[Stored entries]
____________________

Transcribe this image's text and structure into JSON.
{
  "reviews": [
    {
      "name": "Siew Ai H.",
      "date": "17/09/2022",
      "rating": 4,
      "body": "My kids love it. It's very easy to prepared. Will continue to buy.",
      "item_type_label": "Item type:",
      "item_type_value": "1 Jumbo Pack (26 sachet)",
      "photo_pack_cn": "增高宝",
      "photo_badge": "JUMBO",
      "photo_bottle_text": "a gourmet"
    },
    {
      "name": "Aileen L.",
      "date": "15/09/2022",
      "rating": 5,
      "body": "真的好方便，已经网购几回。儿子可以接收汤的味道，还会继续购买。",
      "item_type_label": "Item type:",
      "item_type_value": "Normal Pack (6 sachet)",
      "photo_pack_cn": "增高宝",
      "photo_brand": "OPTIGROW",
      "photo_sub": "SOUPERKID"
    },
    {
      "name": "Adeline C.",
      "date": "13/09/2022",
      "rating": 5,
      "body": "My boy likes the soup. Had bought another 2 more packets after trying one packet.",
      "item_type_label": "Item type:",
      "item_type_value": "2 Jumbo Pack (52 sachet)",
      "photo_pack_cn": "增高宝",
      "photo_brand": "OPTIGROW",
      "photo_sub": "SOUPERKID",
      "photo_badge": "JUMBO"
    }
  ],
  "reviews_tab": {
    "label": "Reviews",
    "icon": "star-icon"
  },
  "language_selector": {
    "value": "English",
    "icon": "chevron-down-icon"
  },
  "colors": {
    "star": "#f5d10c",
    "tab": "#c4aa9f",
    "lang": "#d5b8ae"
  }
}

____________________

◆ **Task objective**: Take the data above and return it exactly.

◆ **Response**:
Transcribe this image's text and structure into JSON.
{
  "reviews": [
    {
      "name": "Siew Ai H.",
      "date": "17/09/2022",
      "rating": 4,
      "body": "My kids love it. It's very easy to prepared. Will continue to buy.",
      "item_type_label": "Item type:",
      "item_type_value": "1 Jumbo Pack (26 sachet)",
      "photo_pack_cn": "增高宝",
      "photo_badge": "JUMBO",
      "photo_bottle_text": "a gourmet"
    },
    {
      "name": "Aileen L.",
      "date": "15/09/2022",
      "rating": 5,
      "body": "真的好方便，已经网购几回。儿子可以接收汤的味道，还会继续购买。",
      "item_type_label": "Item type:",
      "item_type_value": "Normal Pack (6 sachet)",
      "photo_pack_cn": "增高宝",
      "photo_brand": "OPTIGROW",
      "photo_sub": "SOUPERKID"
    },
    {
      "name": "Adeline C.",
      "date": "13/09/2022",
      "rating": 5,
      "body": "My boy likes the soup. Had bought another 2 more packets after trying one packet.",
      "item_type_label": "Item type:",
      "item_type_value": "2 Jumbo Pack (52 sachet)",
      "photo_pack_cn": "增高宝",
      "photo_brand": "OPTIGROW",
      "photo_sub": "SOUPERKID",
      "photo_badge": "JUMBO"
    }
  ],
  "reviews_tab": {
    "label": "Reviews",
    "icon": "star-icon"
  },
  "language_selector": {
    "value": "English",
    "icon": "chevron-down-icon"
  },
  "colors": {
    "star": "#f5d10c",
    "tab": "#c4aa9f",
    "lang": "#d5b8ae"
  }
}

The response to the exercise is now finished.